Job: Take the data that follows and retype it word for word.

[Entries taken from a collection]

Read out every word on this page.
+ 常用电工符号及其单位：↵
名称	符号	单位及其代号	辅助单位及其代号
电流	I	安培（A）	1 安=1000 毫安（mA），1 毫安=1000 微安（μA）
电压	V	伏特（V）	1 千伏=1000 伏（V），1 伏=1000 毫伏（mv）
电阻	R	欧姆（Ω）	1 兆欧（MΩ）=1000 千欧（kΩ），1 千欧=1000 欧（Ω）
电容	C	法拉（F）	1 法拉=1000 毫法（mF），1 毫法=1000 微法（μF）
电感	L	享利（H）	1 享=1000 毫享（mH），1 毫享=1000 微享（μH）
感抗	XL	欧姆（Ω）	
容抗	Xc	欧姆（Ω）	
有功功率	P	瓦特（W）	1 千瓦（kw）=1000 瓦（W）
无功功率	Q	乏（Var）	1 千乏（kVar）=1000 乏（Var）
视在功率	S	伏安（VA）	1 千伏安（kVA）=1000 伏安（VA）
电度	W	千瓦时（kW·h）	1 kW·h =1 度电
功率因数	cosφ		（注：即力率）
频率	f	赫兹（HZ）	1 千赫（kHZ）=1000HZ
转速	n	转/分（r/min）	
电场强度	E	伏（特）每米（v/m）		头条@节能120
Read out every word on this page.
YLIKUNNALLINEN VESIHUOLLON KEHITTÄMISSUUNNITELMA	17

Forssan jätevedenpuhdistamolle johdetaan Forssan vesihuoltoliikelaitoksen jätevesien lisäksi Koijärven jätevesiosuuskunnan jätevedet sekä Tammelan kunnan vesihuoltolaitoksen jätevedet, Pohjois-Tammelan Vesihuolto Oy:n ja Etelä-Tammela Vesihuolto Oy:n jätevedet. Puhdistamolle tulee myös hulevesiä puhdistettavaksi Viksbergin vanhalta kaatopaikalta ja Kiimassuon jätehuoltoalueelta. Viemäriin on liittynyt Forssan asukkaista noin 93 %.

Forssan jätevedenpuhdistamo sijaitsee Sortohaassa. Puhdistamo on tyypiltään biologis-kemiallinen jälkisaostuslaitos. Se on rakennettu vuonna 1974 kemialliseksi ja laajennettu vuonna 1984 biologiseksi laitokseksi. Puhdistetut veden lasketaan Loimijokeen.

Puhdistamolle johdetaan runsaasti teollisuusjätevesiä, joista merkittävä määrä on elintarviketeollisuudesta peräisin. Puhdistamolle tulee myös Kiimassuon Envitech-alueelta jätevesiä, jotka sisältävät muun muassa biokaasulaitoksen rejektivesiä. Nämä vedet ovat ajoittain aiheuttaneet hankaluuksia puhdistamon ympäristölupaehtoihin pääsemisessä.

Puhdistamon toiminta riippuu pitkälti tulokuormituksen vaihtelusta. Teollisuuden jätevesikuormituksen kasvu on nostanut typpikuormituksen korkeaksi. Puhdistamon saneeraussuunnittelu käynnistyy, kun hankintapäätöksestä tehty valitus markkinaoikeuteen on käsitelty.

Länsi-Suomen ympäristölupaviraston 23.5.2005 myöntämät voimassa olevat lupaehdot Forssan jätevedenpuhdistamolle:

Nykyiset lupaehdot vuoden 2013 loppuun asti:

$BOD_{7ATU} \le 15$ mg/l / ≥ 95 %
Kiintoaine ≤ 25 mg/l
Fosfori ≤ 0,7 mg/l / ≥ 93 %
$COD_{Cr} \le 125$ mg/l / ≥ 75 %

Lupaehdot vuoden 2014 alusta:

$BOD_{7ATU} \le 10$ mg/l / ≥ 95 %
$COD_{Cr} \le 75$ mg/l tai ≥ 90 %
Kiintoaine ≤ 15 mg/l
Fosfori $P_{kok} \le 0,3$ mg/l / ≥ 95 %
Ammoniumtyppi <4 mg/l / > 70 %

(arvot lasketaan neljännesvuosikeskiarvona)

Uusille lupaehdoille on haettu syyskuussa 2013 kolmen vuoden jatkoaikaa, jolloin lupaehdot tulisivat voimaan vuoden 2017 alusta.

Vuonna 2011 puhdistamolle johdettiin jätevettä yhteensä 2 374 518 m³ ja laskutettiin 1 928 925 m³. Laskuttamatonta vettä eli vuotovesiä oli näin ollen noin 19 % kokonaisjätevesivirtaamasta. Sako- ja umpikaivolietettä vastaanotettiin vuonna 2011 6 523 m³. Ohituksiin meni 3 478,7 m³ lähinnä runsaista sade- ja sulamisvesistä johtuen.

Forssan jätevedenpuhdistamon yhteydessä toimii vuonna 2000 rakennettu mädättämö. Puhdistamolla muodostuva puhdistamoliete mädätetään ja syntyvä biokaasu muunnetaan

Exercise answer:
Read out every word on this page.
+ 常用电工符号及其单位：↵
名称	符号	单位及其代号	辅助单位及其代号
电流	I	安培（A）	1 安=1000 毫安（mA），1 毫安=1000 微安（μA）
电压	V	伏特（V）	1 千伏=1000 伏（V），1 伏=1000 毫伏（mv）
电阻	R	欧姆（Ω）	1 兆欧（MΩ）=1000 千欧（kΩ），1 千欧=1000 欧（Ω）
电容	C	法拉（F）	1 法拉=1000 毫法（mF），1 毫法=1000 微法（μF）
电感	L	享利（H）	1 享=1000 毫享（mH），1 毫享=1000 微享（μH）
感抗	XL	欧姆（Ω）	
容抗	Xc	欧姆（Ω）	
有功功率	P	瓦特（W）	1 千瓦（kw）=1000 瓦（W）
无功功率	Q	乏（Var）	1 千乏（kVar）=1000 乏（Var）
视在功率	S	伏安（VA）	1 千伏安（kVA）=1000 伏安（VA）
电度	W	千瓦时（kW·h）	1 kW·h =1 度电
功率因数	cosφ		（注：即力率）
频率	f	赫兹（HZ）	1 千赫（kHZ）=1000HZ
转速	n	转/分（r/min）	
电场强度	E	伏（特）每米（v/m）		头条@节能120
Read out every word on this page.
YLIKUNNALLINEN VESIHUOLLON KEHITTÄMISSUUNNITELMA	17

Forssan jätevedenpuhdistamolle johdetaan Forssan vesihuoltoliikelaitoksen jätevesien lisäksi Koijärven jätevesiosuuskunnan jätevedet sekä Tammelan kunnan vesihuoltolaitoksen jätevedet, Pohjois-Tammelan Vesihuolto Oy:n ja Etelä-Tammela Vesihuolto Oy:n jätevedet. Puhdistamolle tulee myös hulevesiä puhdistettavaksi Viksbergin vanhalta kaatopaikalta ja Kiimassuon jätehuoltoalueelta. Viemäriin on liittynyt Forssan asukkaista noin 93 %.

Forssan jätevedenpuhdistamo sijaitsee Sortohaassa. Puhdistamo on tyypiltään biologis-kemiallinen jälkisaostuslaitos. Se on rakennettu vuonna 1974 kemialliseksi ja laajennettu vuonna 1984 biologiseksi laitokseksi. Puhdistetut veden lasketaan Loimijokeen.

Puhdistamolle johdetaan runsaasti teollisuusjätevesiä, joista merkittävä määrä on elintarviketeollisuudesta peräisin. Puhdistamolle tulee myös Kiimassuon Envitech-alueelta jätevesiä, jotka sisältävät muun muassa biokaasulaitoksen rejektivesiä. Nämä vedet ovat ajoittain aiheuttaneet hankaluuksia puhdistamon ympäristölupaehtoihin pääsemisessä.

Puhdistamon toiminta riippuu pitkälti tulokuormituksen vaihtelusta. Teollisuuden jätevesikuormituksen kasvu on nostanut typpikuormituksen korkeaksi. Puhdistamon saneeraussuunnittelu käynnistyy, kun hankintapäätöksestä tehty valitus markkinaoikeuteen on käsitelty.

Länsi-Suomen ympäristölupaviraston 23.5.2005 myöntämät voimassa olevat lupaehdot Forssan jätevedenpuhdistamolle:

Nykyiset lupaehdot vuoden 2013 loppuun asti:

$BOD_{7ATU} \le 15$ mg/l / ≥ 95 %
Kiintoaine ≤ 25 mg/l
Fosfori ≤ 0,7 mg/l / ≥ 93 %
$COD_{Cr} \le 125$ mg/l / ≥ 75 %

Lupaehdot vuoden 2014 alusta:

$BOD_{7ATU} \le 10$ mg/l / ≥ 95 %
$COD_{Cr} \le 75$ mg/l tai ≥ 90 %
Kiintoaine ≤ 15 mg/l
Fosfori $P_{kok} \le 0,3$ mg/l / ≥ 95 %
Ammoniumtyppi <4 mg/l / > 70 %

(arvot lasketaan neljännesvuosikeskiarvona)

Uusille lupaehdoille on haettu syyskuussa 2013 kolmen vuoden jatkoaikaa, jolloin lupaehdot tulisivat voimaan vuoden 2017 alusta.

Vuonna 2011 puhdistamolle johdettiin jätevettä yhteensä 2 374 518 m³ ja laskutettiin 1 928 925 m³. Laskuttamatonta vettä eli vuotovesiä oli näin ollen noin 19 % kokonaisjätevesivirtaamasta. Sako- ja umpikaivolietettä vastaanotettiin vuonna 2011 6 523 m³. Ohituksiin meni 3 478,7 m³ lähinnä runsaista sade- ja sulamisvesistä johtuen.

Forssan jätevedenpuhdistamon yhteydessä toimii vuonna 2000 rakennettu mädättämö. Puhdistamolla muodostuva puhdistamoliete mädätetään ja syntyvä biokaasu muunnetaan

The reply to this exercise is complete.